* START Records to use *

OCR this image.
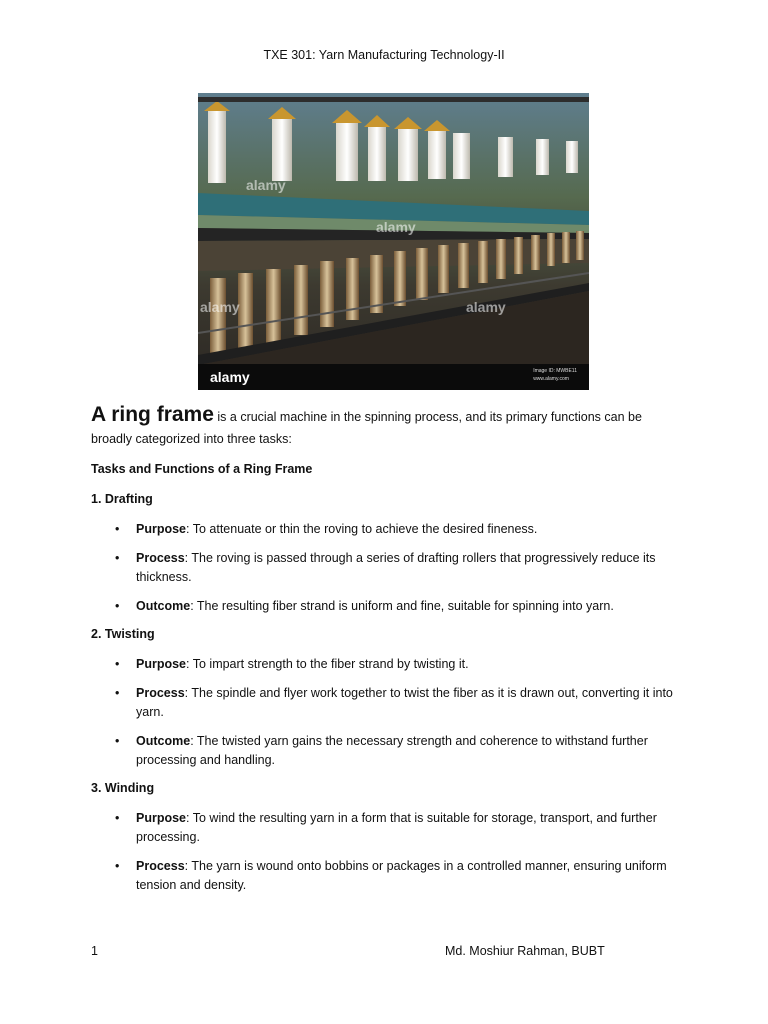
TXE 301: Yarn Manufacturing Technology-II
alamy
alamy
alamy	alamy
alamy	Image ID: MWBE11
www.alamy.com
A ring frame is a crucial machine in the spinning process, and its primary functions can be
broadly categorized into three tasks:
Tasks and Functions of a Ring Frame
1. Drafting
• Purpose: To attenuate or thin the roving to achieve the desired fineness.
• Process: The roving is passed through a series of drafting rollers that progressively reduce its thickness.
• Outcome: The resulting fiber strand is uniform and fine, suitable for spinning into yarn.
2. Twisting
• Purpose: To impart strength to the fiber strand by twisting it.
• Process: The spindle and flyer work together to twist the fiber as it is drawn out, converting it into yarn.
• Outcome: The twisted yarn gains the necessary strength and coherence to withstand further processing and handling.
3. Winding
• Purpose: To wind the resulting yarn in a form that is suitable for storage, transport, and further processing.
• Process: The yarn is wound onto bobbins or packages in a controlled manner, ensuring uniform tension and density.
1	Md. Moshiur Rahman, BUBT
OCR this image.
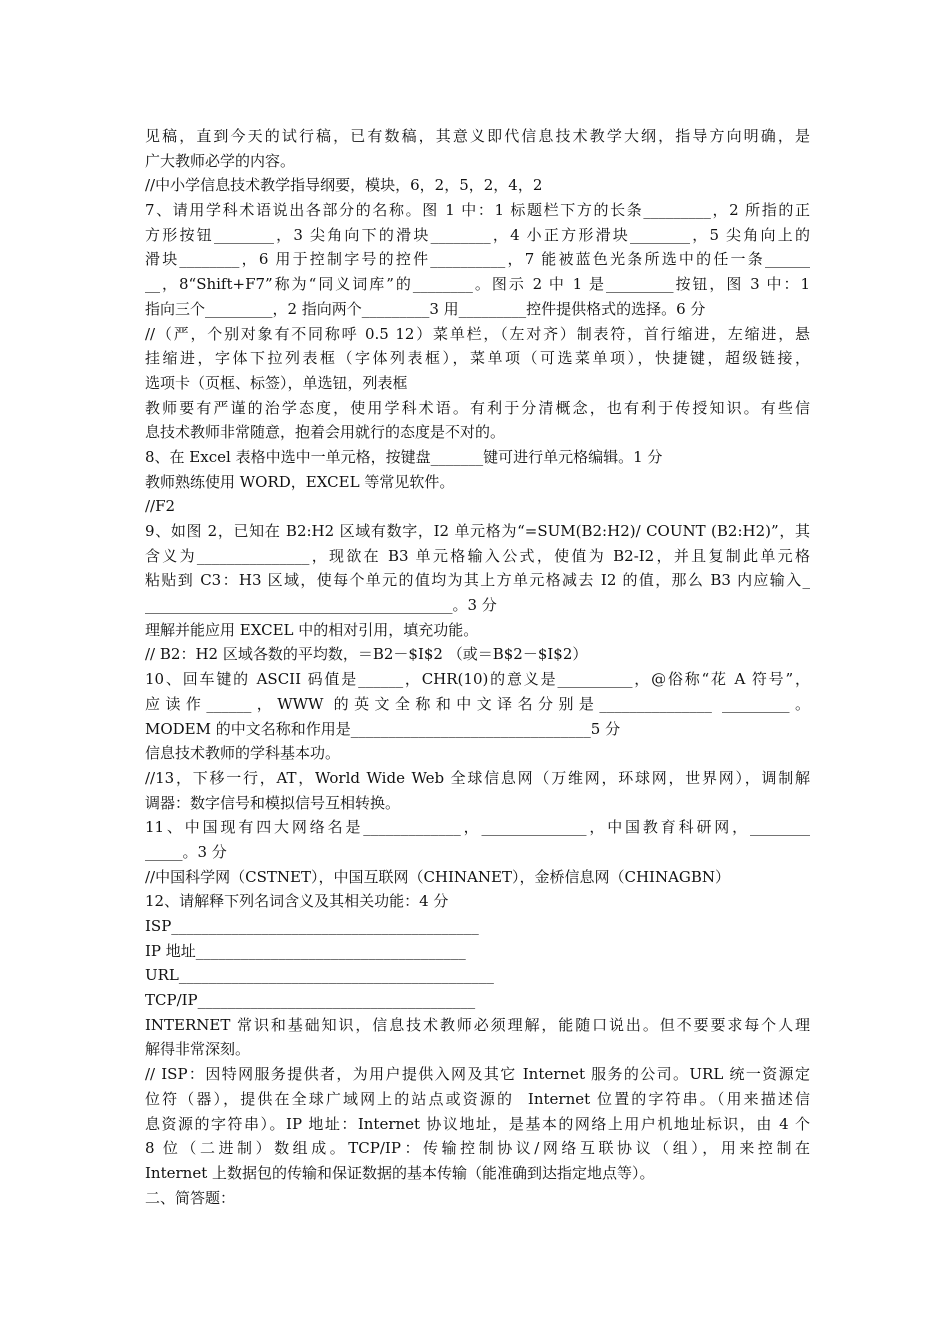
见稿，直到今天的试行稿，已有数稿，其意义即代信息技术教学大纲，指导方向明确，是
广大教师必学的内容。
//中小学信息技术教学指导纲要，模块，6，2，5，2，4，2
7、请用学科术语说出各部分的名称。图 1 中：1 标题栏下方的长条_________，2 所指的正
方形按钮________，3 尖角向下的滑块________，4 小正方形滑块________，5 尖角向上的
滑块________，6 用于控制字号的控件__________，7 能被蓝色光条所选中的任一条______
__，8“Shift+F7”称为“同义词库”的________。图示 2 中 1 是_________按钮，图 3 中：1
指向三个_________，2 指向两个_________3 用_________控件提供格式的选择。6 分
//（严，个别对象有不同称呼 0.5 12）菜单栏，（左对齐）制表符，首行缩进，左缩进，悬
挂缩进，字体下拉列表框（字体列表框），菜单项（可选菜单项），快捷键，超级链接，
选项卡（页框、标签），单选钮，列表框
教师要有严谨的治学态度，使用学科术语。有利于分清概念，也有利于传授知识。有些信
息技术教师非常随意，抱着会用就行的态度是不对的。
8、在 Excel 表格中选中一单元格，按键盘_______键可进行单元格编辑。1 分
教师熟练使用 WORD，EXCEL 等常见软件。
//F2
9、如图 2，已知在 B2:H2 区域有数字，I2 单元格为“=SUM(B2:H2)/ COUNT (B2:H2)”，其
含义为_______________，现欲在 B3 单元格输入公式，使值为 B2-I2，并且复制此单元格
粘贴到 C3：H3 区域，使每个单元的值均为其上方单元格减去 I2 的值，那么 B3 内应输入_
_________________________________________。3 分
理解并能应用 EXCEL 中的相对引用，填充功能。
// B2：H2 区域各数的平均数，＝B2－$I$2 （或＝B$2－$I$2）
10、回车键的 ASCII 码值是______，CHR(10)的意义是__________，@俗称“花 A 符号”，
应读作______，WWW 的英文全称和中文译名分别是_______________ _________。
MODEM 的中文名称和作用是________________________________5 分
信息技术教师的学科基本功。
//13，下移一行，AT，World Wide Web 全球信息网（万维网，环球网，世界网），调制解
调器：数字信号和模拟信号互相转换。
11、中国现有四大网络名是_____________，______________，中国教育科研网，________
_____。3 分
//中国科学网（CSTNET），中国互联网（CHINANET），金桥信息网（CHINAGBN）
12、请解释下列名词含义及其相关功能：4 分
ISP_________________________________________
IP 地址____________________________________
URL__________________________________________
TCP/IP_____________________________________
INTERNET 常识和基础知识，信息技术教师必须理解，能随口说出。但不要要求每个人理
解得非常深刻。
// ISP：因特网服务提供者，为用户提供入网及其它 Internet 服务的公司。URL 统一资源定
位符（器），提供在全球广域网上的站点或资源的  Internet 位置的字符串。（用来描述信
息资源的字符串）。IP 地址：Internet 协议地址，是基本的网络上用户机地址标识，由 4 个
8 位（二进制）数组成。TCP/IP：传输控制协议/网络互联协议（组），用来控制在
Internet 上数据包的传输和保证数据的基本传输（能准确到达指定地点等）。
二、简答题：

* END Records to use *

- _Goal of the exercise_
List every line above that contains the word "into".

- _Exercise response_
broadly categorized into three tasks:
• Outcome: The resulting fiber strand is uniform and fine, suitable for spinning into yarn.
• Process: The spindle and flyer work together to twist the fiber as it is drawn out, converting it into yarn.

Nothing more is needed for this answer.